=== DOCUMENT TEXT ===
<<<<

Spectral Edge Frequency: Compressed Spectral Array: Raw
EEG data is processed into a number of sine waves (Fourier
analysis). Power spectral analysis then investigates the
relationship between power and frequency of the sine waves
over a short time period (Epoch). The compressed spectral array
is obtained by superimposing linear plots of successive epochs to
produce a three-dimensional “hill and valley” plot. The spectral
edge frequency looks at the frequency below which a determined
power of the total power spectrum occurs. SEF90 indicates a
spectral edge frequency of 90% and is the frequency below which
90% of activity is occurring.
Continuous Electroencephalogram Monitoring: When a
comatose, critically ill patient arrives in the intensive care unit
(ICU), he is connected to a pulse oximetry monitor, ECG monitor,
respiration monitor, arterial blood pressure monitor, etc, to
provide physicians and nurses with real-time information about
cardiopulmonary physiology. Monitoring for the brain has been
unavailable to ICU staff until recently.
In comatose or sedated patients, there may be too few
examination findings that can be reliably followed to assess
worsening brain injury. Neuroimaging cannot reveal functional
changes, such as seizures and level of sedation; it provides
information about structural brain injury often after it is
irreversible. There is great need for central nervous system
monitoring for at-risk patients, as more interventions are
becoming available to manage neurologic injury and “time is
brain”.
It is now possible to monitor and record the continuous digital
electroencephalogram, with full electrode placement, of many
critically ill patients simultaneously. Continuous EEG monitoring
(cEEG) provides real-time dynamic information about brain
function, which is especially useful when the clinical
examination is limited. Nonconvulsive seizures and
nonconvulsive status epilepticus are common in comatose
critically ill patients and can have multiple negative effects on
the injured brain.
Nonconvulsive status epilepticus (NCSE) seems to be an
important issue in stroke; NCSE is a frequent finding reaching
18% in a recent multicenter study (Kitchener 2010), thus
requiring a high degree of suspicion in an acute stroke setting to
avoid further neuronal injury and morbidity. The majority of
seizure activity in these patients cannot be detected without
cEEG. So, cEEG monitoring is mandatory to detect and guide
management of nonconvulsive status, including those that occur
following convulsive status epilepticus. In addition, it is used to
guide management of pharmacological coma sometimes used for
treatment of increased intracranial pressure. There are
emerging applications for cEEG, one of which is to detect new or
worsening brain ischemia in patients at high risk, especially
those with subarachnoid hemorrhage. As qEEG software is
continuously improving, full scalp cEEG monitoring is feasible,
and can provide continuous information about changes in brain
function in real time at the bedside and to alert clinicians to any
acute brain event, including seizures, ischemia, increasing
intracranial pressure, hemorrhage, and even systemic
abnormalities affecting the brain, such as hypoxia, hypotension,
acidosis, and others. cEEG monitoring without expert review of
the raw EEG, must not be allowed as false positives and false



negatives are common. When cEEG is combined with
individualized multimodality brain monitoring, intensivists can
identify when the brain is at risk for injury or when neuronal
injury is already occurring and intervene before there is
permanent damage. We believe that cEEG has significant
potential to improve neurologic outcomes in a variety of
settings.

>>>>

=== RECORDED DATA ===
<<<<

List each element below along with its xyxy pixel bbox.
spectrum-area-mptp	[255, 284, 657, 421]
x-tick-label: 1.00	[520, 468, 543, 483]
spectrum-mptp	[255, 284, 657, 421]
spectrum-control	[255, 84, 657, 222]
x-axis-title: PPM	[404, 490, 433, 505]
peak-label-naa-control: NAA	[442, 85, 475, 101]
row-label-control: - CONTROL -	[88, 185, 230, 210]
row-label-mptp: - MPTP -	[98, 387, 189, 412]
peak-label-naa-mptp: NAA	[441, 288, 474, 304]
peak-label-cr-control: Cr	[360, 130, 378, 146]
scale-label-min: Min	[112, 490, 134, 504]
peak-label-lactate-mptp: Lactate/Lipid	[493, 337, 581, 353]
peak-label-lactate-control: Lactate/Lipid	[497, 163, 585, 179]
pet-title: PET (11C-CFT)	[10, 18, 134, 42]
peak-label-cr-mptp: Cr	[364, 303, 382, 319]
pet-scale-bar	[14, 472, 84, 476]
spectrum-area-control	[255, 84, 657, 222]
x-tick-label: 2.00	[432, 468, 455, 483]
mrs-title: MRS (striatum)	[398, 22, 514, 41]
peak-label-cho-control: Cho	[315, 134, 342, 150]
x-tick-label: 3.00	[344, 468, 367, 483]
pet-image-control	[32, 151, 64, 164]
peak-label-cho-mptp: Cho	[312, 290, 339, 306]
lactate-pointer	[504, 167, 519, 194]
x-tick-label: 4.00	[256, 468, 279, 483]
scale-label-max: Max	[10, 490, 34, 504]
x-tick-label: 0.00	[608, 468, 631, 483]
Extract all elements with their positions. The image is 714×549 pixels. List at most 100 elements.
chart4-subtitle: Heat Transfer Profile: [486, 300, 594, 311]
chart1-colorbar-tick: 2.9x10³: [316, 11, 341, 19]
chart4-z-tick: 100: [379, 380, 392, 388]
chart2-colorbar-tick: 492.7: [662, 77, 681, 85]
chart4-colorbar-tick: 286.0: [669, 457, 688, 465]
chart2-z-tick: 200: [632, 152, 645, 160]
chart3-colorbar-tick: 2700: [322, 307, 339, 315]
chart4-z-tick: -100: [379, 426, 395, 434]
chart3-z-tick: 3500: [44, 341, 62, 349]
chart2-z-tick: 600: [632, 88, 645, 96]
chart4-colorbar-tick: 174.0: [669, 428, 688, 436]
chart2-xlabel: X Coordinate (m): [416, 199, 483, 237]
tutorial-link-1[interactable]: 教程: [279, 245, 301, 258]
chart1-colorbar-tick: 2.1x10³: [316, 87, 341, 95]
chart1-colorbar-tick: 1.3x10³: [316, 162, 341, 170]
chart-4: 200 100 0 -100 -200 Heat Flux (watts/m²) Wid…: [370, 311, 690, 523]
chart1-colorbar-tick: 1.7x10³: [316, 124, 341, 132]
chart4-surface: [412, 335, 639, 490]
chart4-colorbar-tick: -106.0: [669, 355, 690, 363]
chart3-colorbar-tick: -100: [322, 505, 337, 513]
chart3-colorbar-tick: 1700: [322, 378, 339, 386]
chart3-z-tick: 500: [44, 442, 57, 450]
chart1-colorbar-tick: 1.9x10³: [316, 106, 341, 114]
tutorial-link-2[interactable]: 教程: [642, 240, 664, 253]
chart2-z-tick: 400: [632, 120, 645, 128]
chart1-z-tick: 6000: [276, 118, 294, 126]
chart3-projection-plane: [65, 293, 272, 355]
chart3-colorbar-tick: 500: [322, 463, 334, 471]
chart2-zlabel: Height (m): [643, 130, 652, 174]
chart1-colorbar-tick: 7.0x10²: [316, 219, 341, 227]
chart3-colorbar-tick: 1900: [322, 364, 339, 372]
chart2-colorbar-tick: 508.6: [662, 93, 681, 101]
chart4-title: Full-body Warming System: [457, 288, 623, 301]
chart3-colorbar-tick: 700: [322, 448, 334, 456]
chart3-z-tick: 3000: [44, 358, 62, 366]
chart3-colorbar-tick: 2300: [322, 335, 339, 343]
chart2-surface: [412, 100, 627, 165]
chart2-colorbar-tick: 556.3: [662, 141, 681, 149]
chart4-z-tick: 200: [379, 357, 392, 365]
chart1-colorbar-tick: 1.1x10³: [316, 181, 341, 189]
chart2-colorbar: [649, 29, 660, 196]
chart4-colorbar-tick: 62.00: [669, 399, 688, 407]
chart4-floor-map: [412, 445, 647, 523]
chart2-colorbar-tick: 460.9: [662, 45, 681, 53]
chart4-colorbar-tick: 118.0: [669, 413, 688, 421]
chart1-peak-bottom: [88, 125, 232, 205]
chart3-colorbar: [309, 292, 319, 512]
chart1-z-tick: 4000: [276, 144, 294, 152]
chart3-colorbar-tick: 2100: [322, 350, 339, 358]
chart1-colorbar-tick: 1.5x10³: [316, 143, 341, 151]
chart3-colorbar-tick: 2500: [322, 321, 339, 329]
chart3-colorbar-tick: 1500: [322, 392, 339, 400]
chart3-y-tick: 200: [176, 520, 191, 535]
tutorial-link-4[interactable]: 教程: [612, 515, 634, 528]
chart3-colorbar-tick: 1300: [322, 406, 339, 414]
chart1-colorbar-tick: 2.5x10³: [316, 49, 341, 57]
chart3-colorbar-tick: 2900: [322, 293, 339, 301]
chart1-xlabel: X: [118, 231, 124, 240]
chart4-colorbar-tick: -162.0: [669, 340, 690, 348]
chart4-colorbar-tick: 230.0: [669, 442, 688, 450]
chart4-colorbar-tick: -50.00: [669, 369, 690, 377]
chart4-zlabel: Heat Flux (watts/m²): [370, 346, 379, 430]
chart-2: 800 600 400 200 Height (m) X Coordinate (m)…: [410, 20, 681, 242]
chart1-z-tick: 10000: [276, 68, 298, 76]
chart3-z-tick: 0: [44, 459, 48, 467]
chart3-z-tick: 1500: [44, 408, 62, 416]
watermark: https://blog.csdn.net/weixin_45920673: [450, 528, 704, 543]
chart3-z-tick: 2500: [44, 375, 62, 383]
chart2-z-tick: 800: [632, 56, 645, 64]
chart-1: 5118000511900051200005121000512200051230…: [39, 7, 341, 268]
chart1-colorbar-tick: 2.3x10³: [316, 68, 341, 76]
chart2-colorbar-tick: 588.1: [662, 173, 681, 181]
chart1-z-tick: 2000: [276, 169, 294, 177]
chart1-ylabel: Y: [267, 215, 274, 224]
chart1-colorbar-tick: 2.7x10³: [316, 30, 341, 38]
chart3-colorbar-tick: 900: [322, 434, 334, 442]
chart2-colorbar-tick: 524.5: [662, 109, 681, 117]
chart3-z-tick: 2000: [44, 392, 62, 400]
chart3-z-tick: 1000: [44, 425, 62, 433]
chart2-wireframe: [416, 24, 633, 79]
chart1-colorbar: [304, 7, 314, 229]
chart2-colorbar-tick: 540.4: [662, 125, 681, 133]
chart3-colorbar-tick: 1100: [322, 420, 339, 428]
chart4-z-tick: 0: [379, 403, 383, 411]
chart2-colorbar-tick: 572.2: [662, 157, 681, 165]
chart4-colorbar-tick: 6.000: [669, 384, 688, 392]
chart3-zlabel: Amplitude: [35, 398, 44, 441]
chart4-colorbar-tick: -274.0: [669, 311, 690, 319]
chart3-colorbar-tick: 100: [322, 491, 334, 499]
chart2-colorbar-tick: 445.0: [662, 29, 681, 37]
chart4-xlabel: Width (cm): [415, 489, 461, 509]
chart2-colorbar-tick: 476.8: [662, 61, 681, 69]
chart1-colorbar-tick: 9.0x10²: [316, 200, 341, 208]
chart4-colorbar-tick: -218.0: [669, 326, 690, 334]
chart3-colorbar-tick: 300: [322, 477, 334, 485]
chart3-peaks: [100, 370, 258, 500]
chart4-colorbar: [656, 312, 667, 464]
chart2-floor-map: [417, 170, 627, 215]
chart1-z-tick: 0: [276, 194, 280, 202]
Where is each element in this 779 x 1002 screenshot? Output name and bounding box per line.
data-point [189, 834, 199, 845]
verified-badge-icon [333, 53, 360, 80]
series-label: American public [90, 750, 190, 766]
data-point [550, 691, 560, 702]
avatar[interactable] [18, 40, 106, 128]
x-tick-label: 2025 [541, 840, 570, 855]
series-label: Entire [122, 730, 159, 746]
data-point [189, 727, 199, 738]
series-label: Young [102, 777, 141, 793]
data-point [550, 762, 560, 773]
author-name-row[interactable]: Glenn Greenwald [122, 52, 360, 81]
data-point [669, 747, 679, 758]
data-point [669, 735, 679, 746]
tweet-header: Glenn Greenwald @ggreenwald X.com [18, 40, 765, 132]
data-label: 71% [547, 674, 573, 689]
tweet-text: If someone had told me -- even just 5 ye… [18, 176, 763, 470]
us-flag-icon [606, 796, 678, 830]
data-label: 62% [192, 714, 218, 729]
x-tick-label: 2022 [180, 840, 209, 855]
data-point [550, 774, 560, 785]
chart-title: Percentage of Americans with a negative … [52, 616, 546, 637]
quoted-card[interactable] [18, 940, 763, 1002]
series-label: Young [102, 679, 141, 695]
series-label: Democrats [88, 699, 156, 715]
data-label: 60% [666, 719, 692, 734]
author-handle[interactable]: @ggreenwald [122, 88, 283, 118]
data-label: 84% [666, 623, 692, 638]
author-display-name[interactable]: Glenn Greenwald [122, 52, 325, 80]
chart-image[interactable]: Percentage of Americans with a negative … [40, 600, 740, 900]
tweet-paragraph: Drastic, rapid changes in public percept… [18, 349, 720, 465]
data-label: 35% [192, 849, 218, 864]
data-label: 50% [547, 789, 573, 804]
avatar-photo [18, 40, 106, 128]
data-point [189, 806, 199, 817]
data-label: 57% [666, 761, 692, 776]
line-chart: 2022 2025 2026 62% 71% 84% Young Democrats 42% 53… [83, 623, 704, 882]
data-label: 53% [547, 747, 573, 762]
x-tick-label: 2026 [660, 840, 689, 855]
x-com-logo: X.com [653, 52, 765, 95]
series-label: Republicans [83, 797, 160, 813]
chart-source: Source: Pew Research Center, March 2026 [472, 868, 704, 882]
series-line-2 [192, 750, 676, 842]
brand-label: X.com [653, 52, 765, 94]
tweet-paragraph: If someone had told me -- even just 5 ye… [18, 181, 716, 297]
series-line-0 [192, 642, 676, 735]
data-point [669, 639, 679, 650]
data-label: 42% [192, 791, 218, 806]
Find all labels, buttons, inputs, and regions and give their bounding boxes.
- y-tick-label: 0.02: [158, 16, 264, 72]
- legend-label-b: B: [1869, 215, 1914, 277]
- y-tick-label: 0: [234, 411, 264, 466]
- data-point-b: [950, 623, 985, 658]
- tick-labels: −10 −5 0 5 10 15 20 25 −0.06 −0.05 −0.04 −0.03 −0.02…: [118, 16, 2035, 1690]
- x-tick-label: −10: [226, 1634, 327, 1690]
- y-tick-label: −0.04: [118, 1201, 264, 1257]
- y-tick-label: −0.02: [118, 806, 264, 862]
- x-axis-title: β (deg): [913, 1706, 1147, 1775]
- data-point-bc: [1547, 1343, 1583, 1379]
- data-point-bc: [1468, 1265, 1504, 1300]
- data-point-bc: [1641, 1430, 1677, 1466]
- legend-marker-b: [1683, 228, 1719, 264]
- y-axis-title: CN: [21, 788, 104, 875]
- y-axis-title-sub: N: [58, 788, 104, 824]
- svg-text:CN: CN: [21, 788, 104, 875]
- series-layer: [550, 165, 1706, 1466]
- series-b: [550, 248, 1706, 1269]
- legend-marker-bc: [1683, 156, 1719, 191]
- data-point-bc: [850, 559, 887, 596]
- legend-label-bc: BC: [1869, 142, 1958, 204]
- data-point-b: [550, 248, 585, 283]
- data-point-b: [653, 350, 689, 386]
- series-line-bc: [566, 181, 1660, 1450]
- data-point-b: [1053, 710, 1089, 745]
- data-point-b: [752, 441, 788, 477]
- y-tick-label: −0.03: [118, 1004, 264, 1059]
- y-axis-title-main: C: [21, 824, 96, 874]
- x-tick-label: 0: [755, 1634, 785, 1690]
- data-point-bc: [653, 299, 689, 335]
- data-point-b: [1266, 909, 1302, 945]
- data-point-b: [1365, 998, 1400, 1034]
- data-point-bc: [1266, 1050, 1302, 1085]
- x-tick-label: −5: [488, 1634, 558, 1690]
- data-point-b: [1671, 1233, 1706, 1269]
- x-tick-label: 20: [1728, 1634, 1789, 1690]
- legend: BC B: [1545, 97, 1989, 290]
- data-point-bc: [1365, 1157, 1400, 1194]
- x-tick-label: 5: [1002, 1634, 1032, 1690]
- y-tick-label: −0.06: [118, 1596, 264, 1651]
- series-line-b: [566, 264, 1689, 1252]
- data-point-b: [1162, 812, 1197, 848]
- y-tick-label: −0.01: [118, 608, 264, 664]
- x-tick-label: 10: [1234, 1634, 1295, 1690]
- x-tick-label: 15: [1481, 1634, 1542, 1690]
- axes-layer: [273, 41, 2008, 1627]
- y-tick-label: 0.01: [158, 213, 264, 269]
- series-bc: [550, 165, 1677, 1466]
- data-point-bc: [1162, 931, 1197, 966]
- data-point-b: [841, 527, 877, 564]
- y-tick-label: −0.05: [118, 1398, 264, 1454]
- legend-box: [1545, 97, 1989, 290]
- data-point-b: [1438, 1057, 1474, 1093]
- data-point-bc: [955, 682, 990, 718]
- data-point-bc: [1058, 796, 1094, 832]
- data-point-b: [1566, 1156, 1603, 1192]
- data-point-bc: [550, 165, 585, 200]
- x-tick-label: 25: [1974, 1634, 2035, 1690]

>>>>

=== COMPLETE THE FOLLOWING ===
A. According to the text on EEG monitoring, why is cEEG monitoring mandatory for detecting nonconvulsive status epilepticus in stroke patients? Answer in one to three sentences.
B. Write a continuation of the text on EEG monitoring, beginning after its final sentence.
The listing comes from a source separate from the text on EEG monitoring.

=== LIST OF ANSWERS ===
A. Most seizure activity in these patients cannot be detected without cEEG. Nonconvulsive status epilepticus is also a frequent finding in stroke, reaching 18% in a recent multicenter study. A high degree of suspicion is therefore needed to avoid further neuronal injury and morbidity.

B.
Application of the EEG in the ICU:
– Seizure management: Confirms the diagnosis of seizures and
identifies a focal or lateralized source of activity. It also
helps to distinguish between involuntary movements,
posturing, and eye signs that are common in intensive care
and true seizure activity.
– Nonconvulsive status epilepticus (NCSE): This represents a
state that lasts more than 30 min with clinical evidence in
alteration in mental state from normal, and seizure activity
on the EEG. Between 4 and 20% of patients with status
epilepticus have nonconvulsive episodes. NCSE is a frequent
finding in ischemic stroke reaching 18% of ischemic stroke
patients admitted to neurocritical care units.
– Metabolic suppression: Burst suppression (isoelectric EEG) is
a definable end point when pharmacological reduction of
the cerebral metabolic rate of the injured brain is required
for either neuroprotection or intractable intracranial
hypertension.
– Ensuring adequate sedation in patients who require
prolonged neuromuscular paralysis.
– Prognosis: The EEG can be of prognostic value following
brain injury, with absence of spontaneous variability being
associated with poor outcome.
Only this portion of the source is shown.